Lines of data →

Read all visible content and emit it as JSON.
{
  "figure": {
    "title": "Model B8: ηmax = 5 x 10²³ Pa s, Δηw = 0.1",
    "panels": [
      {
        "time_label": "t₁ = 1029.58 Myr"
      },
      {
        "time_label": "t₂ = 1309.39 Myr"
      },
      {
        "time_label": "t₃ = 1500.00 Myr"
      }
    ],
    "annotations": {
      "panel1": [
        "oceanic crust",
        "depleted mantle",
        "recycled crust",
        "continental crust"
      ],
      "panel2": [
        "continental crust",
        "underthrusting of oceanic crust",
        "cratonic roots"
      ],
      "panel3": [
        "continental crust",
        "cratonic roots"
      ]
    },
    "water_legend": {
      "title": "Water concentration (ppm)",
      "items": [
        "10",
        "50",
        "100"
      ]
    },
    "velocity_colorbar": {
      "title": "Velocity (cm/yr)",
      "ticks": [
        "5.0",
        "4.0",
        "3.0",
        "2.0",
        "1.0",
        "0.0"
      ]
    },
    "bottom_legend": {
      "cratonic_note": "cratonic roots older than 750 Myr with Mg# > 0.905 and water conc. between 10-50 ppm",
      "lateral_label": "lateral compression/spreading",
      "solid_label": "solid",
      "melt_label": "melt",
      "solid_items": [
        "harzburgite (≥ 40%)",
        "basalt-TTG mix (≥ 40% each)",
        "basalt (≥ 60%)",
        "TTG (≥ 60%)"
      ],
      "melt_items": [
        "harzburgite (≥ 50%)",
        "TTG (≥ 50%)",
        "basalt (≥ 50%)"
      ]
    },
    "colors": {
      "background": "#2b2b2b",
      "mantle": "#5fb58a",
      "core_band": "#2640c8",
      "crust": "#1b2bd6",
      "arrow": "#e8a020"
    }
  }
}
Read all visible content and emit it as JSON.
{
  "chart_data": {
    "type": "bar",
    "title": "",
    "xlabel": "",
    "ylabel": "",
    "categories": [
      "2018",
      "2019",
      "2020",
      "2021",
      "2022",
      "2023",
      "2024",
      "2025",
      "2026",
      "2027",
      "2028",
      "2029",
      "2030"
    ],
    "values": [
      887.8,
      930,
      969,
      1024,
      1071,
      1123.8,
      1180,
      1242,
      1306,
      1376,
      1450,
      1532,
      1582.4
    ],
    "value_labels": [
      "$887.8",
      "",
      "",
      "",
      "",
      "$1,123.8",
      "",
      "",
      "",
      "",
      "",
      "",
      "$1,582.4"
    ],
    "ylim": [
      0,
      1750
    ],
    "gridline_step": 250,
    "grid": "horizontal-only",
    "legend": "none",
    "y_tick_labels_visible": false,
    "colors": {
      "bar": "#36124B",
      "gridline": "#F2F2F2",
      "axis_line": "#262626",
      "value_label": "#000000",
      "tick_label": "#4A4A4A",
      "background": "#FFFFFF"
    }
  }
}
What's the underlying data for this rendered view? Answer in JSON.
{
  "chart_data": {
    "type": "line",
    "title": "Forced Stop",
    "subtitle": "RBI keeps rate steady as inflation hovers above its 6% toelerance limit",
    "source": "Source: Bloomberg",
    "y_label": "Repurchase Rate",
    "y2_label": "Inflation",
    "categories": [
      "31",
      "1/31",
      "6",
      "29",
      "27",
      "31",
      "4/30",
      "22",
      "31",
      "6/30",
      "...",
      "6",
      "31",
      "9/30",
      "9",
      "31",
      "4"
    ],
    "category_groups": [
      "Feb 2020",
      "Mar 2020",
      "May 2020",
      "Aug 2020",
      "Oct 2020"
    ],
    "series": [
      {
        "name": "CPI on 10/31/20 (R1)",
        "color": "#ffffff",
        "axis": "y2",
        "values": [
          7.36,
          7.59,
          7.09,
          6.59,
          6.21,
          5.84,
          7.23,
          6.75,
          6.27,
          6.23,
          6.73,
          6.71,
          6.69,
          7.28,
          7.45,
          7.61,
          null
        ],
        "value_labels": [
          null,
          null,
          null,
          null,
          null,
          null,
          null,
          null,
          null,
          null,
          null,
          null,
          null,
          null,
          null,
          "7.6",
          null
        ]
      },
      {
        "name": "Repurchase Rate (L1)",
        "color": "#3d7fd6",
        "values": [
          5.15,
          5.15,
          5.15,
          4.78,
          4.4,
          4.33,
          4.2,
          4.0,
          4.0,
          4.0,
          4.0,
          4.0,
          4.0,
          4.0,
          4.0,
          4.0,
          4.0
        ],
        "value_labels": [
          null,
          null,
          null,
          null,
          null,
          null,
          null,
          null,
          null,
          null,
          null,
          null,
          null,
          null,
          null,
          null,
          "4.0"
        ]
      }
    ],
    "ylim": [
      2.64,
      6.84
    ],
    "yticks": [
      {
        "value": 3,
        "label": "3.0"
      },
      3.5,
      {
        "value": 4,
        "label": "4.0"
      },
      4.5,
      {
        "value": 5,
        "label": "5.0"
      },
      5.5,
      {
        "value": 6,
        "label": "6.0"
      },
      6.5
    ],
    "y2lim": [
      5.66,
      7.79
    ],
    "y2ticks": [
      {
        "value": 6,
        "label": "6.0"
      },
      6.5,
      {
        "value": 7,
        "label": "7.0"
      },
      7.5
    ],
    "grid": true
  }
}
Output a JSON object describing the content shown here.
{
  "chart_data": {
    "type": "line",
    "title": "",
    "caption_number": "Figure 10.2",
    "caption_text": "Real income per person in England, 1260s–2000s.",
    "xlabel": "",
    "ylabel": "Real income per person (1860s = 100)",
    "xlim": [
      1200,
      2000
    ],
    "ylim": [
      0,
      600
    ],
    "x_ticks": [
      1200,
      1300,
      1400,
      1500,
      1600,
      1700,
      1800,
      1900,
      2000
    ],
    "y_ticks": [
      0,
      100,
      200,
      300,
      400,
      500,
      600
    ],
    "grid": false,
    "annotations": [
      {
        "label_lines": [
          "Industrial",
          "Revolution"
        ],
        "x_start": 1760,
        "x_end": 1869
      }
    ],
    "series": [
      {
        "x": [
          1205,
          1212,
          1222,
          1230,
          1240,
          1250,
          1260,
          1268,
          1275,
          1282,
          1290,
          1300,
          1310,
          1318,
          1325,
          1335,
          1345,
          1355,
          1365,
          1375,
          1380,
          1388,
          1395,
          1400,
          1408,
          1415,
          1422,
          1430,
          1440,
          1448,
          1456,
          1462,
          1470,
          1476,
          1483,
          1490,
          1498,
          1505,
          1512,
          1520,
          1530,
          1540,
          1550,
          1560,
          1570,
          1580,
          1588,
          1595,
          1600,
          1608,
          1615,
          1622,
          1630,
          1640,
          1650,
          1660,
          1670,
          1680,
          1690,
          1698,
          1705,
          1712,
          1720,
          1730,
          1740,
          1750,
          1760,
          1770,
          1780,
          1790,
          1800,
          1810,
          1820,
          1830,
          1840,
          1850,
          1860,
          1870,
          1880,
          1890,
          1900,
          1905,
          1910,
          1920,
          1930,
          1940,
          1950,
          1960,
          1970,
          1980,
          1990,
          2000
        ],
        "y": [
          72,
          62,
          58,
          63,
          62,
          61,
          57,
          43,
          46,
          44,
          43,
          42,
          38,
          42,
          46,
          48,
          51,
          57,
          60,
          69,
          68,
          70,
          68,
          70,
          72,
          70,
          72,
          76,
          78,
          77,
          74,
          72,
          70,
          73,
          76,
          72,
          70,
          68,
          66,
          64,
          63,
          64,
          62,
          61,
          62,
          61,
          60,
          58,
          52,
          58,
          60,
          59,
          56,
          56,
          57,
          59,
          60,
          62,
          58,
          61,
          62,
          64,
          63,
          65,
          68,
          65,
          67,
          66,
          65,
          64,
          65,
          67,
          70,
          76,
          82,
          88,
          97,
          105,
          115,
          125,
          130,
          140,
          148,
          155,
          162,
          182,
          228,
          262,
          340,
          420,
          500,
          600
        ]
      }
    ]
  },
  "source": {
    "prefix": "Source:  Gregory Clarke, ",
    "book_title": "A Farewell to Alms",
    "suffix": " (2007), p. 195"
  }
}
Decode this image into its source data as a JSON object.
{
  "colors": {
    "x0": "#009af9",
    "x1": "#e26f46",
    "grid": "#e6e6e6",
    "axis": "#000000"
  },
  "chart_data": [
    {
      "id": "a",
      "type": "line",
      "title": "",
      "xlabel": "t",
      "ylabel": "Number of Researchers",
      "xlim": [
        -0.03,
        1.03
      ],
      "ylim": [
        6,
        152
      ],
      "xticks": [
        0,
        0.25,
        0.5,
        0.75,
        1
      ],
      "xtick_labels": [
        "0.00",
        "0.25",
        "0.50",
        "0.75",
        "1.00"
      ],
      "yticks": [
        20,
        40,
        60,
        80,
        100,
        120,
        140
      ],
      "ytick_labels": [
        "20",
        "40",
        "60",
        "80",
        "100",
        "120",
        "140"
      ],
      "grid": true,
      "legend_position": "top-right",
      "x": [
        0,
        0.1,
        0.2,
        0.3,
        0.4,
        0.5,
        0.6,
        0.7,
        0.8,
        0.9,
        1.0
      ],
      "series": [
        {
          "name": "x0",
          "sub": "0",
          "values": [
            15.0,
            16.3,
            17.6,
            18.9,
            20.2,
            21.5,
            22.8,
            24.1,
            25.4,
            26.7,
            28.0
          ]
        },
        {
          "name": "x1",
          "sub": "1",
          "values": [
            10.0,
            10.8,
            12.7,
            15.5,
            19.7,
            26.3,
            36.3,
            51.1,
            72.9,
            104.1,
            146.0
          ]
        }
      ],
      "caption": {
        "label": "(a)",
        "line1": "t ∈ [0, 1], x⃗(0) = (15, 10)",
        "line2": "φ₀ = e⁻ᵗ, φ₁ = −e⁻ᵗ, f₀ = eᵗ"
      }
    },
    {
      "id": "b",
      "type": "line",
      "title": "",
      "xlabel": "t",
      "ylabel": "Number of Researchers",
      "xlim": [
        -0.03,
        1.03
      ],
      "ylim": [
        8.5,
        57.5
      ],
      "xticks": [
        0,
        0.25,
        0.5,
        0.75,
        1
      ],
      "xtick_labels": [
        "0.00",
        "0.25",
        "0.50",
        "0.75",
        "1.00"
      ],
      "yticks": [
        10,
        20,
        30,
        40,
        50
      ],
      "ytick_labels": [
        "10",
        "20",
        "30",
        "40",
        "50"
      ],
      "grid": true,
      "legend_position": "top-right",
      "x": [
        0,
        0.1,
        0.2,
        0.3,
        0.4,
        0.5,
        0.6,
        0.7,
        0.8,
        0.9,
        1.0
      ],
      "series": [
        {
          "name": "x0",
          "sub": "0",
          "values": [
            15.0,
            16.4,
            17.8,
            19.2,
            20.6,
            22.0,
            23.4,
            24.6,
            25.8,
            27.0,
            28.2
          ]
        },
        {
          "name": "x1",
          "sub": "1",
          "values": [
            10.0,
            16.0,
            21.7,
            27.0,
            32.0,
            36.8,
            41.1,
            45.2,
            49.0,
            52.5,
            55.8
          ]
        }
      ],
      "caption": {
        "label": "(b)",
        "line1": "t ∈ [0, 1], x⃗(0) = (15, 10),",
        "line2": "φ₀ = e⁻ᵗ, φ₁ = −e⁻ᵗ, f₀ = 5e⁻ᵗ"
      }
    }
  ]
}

Your goal → List every line in the records above that contains the word "this".

Correct output →
What's the underlying data for this rendered view? Answer in JSON.
Decode this image into its source data as a JSON object.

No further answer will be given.